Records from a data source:
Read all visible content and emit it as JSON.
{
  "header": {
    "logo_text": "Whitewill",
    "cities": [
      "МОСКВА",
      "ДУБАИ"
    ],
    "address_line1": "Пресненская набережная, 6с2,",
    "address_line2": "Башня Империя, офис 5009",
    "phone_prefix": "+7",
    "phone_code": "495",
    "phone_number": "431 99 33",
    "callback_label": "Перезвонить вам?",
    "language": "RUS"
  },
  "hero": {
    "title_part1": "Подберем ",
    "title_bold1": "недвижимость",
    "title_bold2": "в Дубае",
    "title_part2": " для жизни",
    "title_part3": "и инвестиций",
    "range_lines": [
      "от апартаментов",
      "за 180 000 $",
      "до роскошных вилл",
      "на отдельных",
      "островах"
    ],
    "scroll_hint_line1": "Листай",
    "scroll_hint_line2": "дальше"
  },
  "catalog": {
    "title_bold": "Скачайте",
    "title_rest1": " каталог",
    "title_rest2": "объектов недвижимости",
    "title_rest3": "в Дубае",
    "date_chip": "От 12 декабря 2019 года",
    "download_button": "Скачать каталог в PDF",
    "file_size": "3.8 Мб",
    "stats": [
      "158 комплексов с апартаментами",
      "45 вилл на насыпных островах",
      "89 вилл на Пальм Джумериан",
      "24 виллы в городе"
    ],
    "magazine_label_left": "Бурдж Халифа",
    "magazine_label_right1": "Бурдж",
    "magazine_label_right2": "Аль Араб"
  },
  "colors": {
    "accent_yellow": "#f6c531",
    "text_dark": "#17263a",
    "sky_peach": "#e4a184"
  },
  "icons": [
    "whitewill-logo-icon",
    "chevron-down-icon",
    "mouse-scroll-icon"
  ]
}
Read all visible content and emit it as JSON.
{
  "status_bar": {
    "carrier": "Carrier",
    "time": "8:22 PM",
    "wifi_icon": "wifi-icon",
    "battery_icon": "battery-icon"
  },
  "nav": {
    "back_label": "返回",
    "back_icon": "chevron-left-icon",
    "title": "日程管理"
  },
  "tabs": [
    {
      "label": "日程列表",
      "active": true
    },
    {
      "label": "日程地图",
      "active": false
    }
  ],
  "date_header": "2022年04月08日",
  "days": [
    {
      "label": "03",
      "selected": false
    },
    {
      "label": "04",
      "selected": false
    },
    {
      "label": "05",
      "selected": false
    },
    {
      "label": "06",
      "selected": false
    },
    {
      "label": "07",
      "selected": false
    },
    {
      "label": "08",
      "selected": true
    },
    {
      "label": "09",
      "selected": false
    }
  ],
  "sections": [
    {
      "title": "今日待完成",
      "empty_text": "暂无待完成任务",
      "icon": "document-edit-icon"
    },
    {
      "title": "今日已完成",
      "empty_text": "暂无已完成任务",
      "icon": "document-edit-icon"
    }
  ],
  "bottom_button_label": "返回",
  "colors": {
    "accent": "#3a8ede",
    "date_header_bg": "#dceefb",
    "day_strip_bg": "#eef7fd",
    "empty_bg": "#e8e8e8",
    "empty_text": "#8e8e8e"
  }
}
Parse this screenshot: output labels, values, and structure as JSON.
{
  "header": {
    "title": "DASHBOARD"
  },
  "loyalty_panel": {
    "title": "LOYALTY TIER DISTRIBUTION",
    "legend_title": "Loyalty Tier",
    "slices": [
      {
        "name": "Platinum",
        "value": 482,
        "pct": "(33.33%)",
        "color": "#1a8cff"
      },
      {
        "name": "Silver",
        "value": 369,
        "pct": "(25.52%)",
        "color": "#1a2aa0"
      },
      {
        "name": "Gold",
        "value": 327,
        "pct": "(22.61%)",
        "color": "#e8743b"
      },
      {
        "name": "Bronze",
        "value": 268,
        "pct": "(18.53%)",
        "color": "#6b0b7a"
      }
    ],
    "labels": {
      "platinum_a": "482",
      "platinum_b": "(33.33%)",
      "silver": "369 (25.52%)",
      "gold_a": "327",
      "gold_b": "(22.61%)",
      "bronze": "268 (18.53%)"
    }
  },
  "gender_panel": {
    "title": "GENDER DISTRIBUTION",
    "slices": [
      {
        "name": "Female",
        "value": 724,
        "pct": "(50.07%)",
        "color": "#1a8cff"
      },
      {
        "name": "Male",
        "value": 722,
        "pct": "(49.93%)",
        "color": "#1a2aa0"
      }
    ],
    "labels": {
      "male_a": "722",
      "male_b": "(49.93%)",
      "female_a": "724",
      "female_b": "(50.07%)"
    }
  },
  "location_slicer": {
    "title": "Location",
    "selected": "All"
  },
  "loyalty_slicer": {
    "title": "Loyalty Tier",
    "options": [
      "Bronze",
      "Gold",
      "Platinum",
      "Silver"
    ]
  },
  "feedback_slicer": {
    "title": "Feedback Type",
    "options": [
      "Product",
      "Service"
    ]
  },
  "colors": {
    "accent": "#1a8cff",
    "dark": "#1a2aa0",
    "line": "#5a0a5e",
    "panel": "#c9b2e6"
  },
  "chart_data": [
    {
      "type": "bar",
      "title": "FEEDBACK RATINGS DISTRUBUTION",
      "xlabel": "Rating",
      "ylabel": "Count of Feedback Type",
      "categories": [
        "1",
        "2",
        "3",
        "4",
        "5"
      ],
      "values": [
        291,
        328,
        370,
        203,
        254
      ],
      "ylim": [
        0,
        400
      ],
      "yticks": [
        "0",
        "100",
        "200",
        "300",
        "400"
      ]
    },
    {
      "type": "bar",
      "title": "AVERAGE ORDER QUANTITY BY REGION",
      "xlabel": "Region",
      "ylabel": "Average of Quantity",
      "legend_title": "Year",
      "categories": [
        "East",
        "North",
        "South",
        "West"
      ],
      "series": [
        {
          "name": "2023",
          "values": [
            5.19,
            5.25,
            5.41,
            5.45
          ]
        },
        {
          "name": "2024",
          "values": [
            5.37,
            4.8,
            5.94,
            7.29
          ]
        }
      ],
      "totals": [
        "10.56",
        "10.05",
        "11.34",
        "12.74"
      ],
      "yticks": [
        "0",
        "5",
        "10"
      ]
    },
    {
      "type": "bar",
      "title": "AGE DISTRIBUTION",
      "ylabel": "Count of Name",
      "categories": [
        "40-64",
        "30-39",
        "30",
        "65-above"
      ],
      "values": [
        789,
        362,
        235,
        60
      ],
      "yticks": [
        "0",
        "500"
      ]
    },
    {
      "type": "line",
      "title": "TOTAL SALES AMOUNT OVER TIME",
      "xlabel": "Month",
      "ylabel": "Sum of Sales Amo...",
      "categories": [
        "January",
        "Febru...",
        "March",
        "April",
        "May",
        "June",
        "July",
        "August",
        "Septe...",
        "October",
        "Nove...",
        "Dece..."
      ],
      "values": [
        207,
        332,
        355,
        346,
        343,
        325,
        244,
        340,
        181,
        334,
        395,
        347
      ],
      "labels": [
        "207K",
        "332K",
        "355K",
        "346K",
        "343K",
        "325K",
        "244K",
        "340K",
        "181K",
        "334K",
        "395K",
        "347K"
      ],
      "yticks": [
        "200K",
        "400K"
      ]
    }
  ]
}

SHORT TASK :: Repeat each entry word for word.

TASK RESPONSE ::
Read all visible content and emit it as JSON.
{
  "header": {
    "logo_text": "Whitewill",
    "cities": [
      "МОСКВА",
      "ДУБАИ"
    ],
    "address_line1": "Пресненская набережная, 6с2,",
    "address_line2": "Башня Империя, офис 5009",
    "phone_prefix": "+7",
    "phone_code": "495",
    "phone_number": "431 99 33",
    "callback_label": "Перезвонить вам?",
    "language": "RUS"
  },
  "hero": {
    "title_part1": "Подберем ",
    "title_bold1": "недвижимость",
    "title_bold2": "в Дубае",
    "title_part2": " для жизни",
    "title_part3": "и инвестиций",
    "range_lines": [
      "от апартаментов",
      "за 180 000 $",
      "до роскошных вилл",
      "на отдельных",
      "островах"
    ],
    "scroll_hint_line1": "Листай",
    "scroll_hint_line2": "дальше"
  },
  "catalog": {
    "title_bold": "Скачайте",
    "title_rest1": " каталог",
    "title_rest2": "объектов недвижимости",
    "title_rest3": "в Дубае",
    "date_chip": "От 12 декабря 2019 года",
    "download_button": "Скачать каталог в PDF",
    "file_size": "3.8 Мб",
    "stats": [
      "158 комплексов с апартаментами",
      "45 вилл на насыпных островах",
      "89 вилл на Пальм Джумериан",
      "24 виллы в городе"
    ],
    "magazine_label_left": "Бурдж Халифа",
    "magazine_label_right1": "Бурдж",
    "magazine_label_right2": "Аль Араб"
  },
  "colors": {
    "accent_yellow": "#f6c531",
    "text_dark": "#17263a",
    "sky_peach": "#e4a184"
  },
  "icons": [
    "whitewill-logo-icon",
    "chevron-down-icon",
    "mouse-scroll-icon"
  ]
}
Read all visible content and emit it as JSON.
{
  "status_bar": {
    "carrier": "Carrier",
    "time": "8:22 PM",
    "wifi_icon": "wifi-icon",
    "battery_icon": "battery-icon"
  },
  "nav": {
    "back_label": "返回",
    "back_icon": "chevron-left-icon",
    "title": "日程管理"
  },
  "tabs": [
    {
      "label": "日程列表",
      "active": true
    },
    {
      "label": "日程地图",
      "active": false
    }
  ],
  "date_header": "2022年04月08日",
  "days": [
    {
      "label": "03",
      "selected": false
    },
    {
      "label": "04",
      "selected": false
    },
    {
      "label": "05",
      "selected": false
    },
    {
      "label": "06",
      "selected": false
    },
    {
      "label": "07",
      "selected": false
    },
    {
      "label": "08",
      "selected": true
    },
    {
      "label": "09",
      "selected": false
    }
  ],
  "sections": [
    {
      "title": "今日待完成",
      "empty_text": "暂无待完成任务",
      "icon": "document-edit-icon"
    },
    {
      "title": "今日已完成",
      "empty_text": "暂无已完成任务",
      "icon": "document-edit-icon"
    }
  ],
  "bottom_button_label": "返回",
  "colors": {
    "accent": "#3a8ede",
    "date_header_bg": "#dceefb",
    "day_strip_bg": "#eef7fd",
    "empty_bg": "#e8e8e8",
    "empty_text": "#8e8e8e"
  }
}
Parse this screenshot: output labels, values, and structure as JSON.
{
  "header": {
    "title": "DASHBOARD"
  },
  "loyalty_panel": {
    "title": "LOYALTY TIER DISTRIBUTION",
    "legend_title": "Loyalty Tier",
    "slices": [
      {
        "name": "Platinum",
        "value": 482,
        "pct": "(33.33%)",
        "color": "#1a8cff"
      },
      {
        "name": "Silver",
        "value": 369,
        "pct": "(25.52%)",
        "color": "#1a2aa0"
      },
      {
        "name": "Gold",
        "value": 327,
        "pct": "(22.61%)",
        "color": "#e8743b"
      },
      {
        "name": "Bronze",
        "value": 268,
        "pct": "(18.53%)",
        "color": "#6b0b7a"
      }
    ],
    "labels": {
      "platinum_a": "482",
      "platinum_b": "(33.33%)",
      "silver": "369 (25.52%)",
      "gold_a": "327",
      "gold_b": "(22.61%)",
      "bronze": "268 (18.53%)"
    }
  },
  "gender_panel": {
    "title": "GENDER DISTRIBUTION",
    "slices": [
      {
        "name": "Female",
        "value": 724,
        "pct": "(50.07%)",
        "color": "#1a8cff"
      },
      {
        "name": "Male",
        "value": 722,
        "pct": "(49.93%)",
        "color": "#1a2aa0"
      }
    ],
    "labels": {
      "male_a": "722",
      "male_b": "(49.93%)",
      "female_a": "724",
      "female_b": "(50.07%)"
    }
  },
  "location_slicer": {
    "title": "Location",
    "selected": "All"
  },
  "loyalty_slicer": {
    "title": "Loyalty Tier",
    "options": [
      "Bronze",
      "Gold",
      "Platinum",
      "Silver"
    ]
  },
  "feedback_slicer": {
    "title": "Feedback Type",
    "options": [
      "Product",
      "Service"
    ]
  },
  "colors": {
    "accent": "#1a8cff",
    "dark": "#1a2aa0",
    "line": "#5a0a5e",
    "panel": "#c9b2e6"
  },
  "chart_data": [
    {
      "type": "bar",
      "title": "FEEDBACK RATINGS DISTRUBUTION",
      "xlabel": "Rating",
      "ylabel": "Count of Feedback Type",
      "categories": [
        "1",
        "2",
        "3",
        "4",
        "5"
      ],
      "values": [
        291,
        328,
        370,
        203,
        254
      ],
      "ylim": [
        0,
        400
      ],
      "yticks": [
        "0",
        "100",
        "200",
        "300",
        "400"
      ]
    },
    {
      "type": "bar",
      "title": "AVERAGE ORDER QUANTITY BY REGION",
      "xlabel": "Region",
      "ylabel": "Average of Quantity",
      "legend_title": "Year",
      "categories": [
        "East",
        "North",
        "South",
        "West"
      ],
      "series": [
        {
          "name": "2023",
          "values": [
            5.19,
            5.25,
            5.41,
            5.45
          ]
        },
        {
          "name": "2024",
          "values": [
            5.37,
            4.8,
            5.94,
            7.29
          ]
        }
      ],
      "totals": [
        "10.56",
        "10.05",
        "11.34",
        "12.74"
      ],
      "yticks": [
        "0",
        "5",
        "10"
      ]
    },
    {
      "type": "bar",
      "title": "AGE DISTRIBUTION",
      "ylabel": "Count of Name",
      "categories": [
        "40-64",
        "30-39",
        "30",
        "65-above"
      ],
      "values": [
        789,
        362,
        235,
        60
      ],
      "yticks": [
        "0",
        "500"
      ]
    },
    {
      "type": "line",
      "title": "TOTAL SALES AMOUNT OVER TIME",
      "xlabel": "Month",
      "ylabel": "Sum of Sales Amo...",
      "categories": [
        "January",
        "Febru...",
        "March",
        "April",
        "May",
        "June",
        "July",
        "August",
        "Septe...",
        "October",
        "Nove...",
        "Dece..."
      ],
      "values": [
        207,
        332,
        355,
        346,
        343,
        325,
        244,
        340,
        181,
        334,
        395,
        347
      ],
      "labels": [
        "207K",
        "332K",
        "355K",
        "346K",
        "343K",
        "325K",
        "244K",
        "340K",
        "181K",
        "334K",
        "395K",
        "347K"
      ],
      "yticks": [
        "200K",
        "400K"
      ]
    }
  ]
}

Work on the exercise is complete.